• Extracted information:
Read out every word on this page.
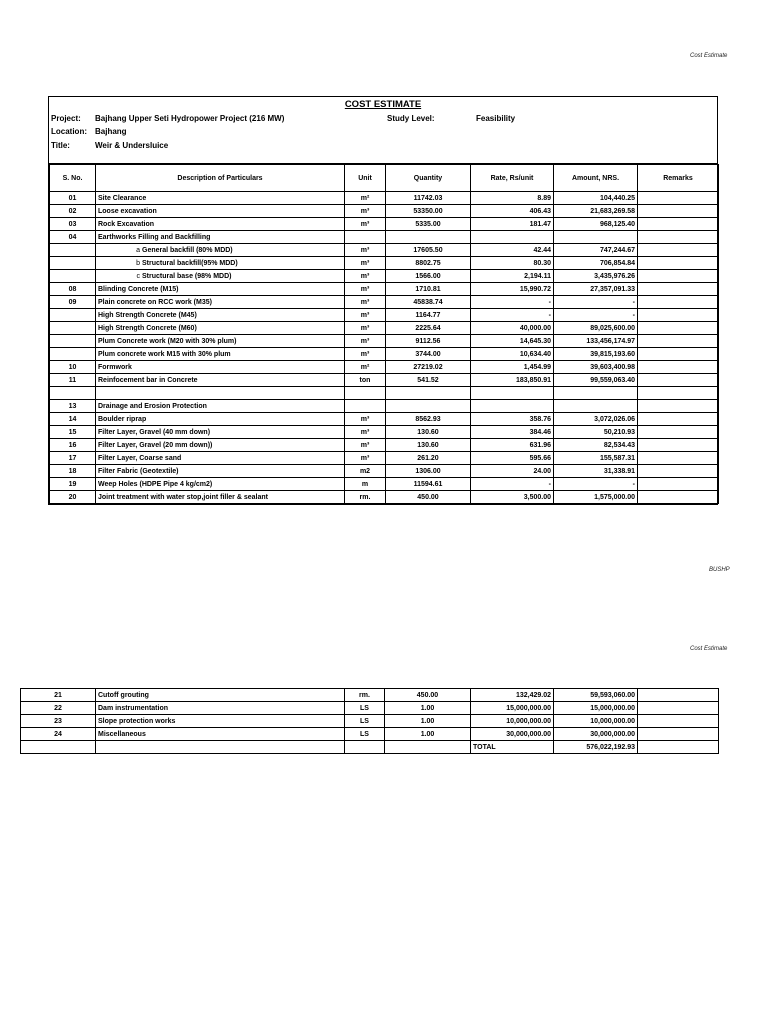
Cost Estimate
COST ESTIMATE
Project: Bajhang Upper Seti Hydropower Project (216 MW)
Location: Bajhang
Title:	Weir & Undersluice
Study Level:	Feasibility
S. No.	Description of Particulars	Unit	Quantity	Rate, Rs/unit	Amount, NRS.	Remarks
01	Site Clearance	m²	11742.03	8.89	104,440.25	
02	Loose excavation	m³	53350.00	406.43	21,683,269.58	
03	Rock Excavation	m³	5335.00	181.47	968,125.40	
04	Earthworks Filling and Backfilling					

	a General backfill (80% MDD)	m³	17605.50	42.44	747,244.67	

	b Structural backfill(95% MDD)	m³	8802.75	80.30	706,854.84	

	c Structural base (98% MDD)	m³	1566.00	2,194.11	3,435,976.26	
08	Blinding Concrete (M15)	m³	1710.81	15,990.72	27,357,091.33	
09	Plain concrete on RCC work (M35)	m³	45838.74	-	-	
	High Strength Concrete (M45)	m³	1164.77	-	-	
	High Strength Concrete (M60)	m³	2225.64	40,000.00	89,025,600.00	
	Plum Concrete work (M20 with 30% plum)	m³	9112.56	14,645.30	133,456,174.97	
	Plum concrete work M15 with 30% plum	m³	3744.00	10,634.40	39,815,193.60	
10	Formwork	m²	27219.02	1,454.99	39,603,400.98	
11	Reinfocement bar in Concrete	ton	541.52	183,850.91	99,559,063.40	

13	Drainage and Erosion Protection					
14	Boulder riprap	m³	8562.93	358.76	3,072,026.06	
15	Filter Layer, Gravel (40 mm down)	m³	130.60	384.46	50,210.93	
16	Filter Layer, Gravel (20 mm down))	m³	130.60	631.96	82,534.43	
17	Filter Layer, Coarse sand	m³	261.20	595.66	155,587.31	
18	Filter Fabric (Geotextile)	m2	1306.00	24.00	31,338.91	
19	Weep Holes (HDPE Pipe 4 kg/cm2)	m	11594.61	-	-	
20	Joint treatment with water stop,joint filler & sealant	rm.	450.00	3,500.00	1,575,000.00	
BUSHP
Cost Estimate
21	Cutoff grouting	rm.	450.00	132,429.02	59,593,060.00	
22	Dam instrumentation	LS	1.00	15,000,000.00	15,000,000.00	
23	Slope protection works	LS	1.00	10,000,000.00	10,000,000.00	
24	Miscellaneous	LS	1.00	30,000,000.00	30,000,000.00	
				TOTAL	576,022,192.93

• Written problem: From the entries above, select each line containing the string "Layer".

• Answer:
15	Filter Layer, Gravel (40 mm down)	m³	130.60	384.46	50,210.93	
16	Filter Layer, Gravel (20 mm down))	m³	130.60	631.96	82,534.43	
17	Filter Layer, Coarse sand	m³	261.20	595.66	155,587.31	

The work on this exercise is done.